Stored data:

────

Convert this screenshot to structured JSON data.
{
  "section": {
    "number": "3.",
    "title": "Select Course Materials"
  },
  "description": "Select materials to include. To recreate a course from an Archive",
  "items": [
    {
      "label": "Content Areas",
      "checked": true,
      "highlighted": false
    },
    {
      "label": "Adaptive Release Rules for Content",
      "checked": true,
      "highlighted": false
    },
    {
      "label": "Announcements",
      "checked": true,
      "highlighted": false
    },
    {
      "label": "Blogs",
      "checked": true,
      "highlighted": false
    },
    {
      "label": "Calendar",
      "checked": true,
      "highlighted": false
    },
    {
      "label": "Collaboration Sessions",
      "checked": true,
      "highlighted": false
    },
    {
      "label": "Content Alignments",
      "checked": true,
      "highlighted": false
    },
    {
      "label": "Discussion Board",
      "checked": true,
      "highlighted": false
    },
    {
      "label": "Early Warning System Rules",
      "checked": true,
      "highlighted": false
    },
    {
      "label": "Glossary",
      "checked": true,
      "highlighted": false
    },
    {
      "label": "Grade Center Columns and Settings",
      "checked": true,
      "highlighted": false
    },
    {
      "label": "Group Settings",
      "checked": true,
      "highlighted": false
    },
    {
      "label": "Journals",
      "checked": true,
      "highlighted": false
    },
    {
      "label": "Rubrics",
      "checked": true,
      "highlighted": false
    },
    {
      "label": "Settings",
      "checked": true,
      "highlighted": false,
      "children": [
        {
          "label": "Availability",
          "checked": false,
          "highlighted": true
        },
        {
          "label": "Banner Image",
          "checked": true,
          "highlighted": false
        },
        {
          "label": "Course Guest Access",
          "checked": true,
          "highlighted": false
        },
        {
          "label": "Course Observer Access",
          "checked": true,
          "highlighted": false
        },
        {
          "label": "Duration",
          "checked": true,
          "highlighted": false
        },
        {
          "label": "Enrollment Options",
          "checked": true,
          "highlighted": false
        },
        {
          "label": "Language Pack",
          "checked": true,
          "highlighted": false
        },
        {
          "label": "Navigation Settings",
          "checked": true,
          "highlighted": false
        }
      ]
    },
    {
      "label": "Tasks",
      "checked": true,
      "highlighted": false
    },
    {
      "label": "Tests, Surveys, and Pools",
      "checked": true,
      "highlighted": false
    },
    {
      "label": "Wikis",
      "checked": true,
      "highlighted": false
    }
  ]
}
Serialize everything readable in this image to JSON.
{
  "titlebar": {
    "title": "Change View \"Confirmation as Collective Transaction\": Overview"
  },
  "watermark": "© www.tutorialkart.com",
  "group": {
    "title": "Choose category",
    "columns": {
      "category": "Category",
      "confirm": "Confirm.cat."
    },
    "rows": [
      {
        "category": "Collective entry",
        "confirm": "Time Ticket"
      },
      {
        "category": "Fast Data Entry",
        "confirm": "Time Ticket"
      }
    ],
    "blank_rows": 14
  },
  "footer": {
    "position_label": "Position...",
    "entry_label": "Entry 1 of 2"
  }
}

────

Task description -
Return, unchanged, each line from the line containing "Serialize everything readable" through the last line of the material.

Task answer -
Serialize everything readable in this image to JSON.
{
  "titlebar": {
    "title": "Change View \"Confirmation as Collective Transaction\": Overview"
  },
  "watermark": "© www.tutorialkart.com",
  "group": {
    "title": "Choose category",
    "columns": {
      "category": "Category",
      "confirm": "Confirm.cat."
    },
    "rows": [
      {
        "category": "Collective entry",
        "confirm": "Time Ticket"
      },
      {
        "category": "Fast Data Entry",
        "confirm": "Time Ticket"
      }
    ],
    "blank_rows": 14
  },
  "footer": {
    "position_label": "Position...",
    "entry_label": "Entry 1 of 2"
  }
}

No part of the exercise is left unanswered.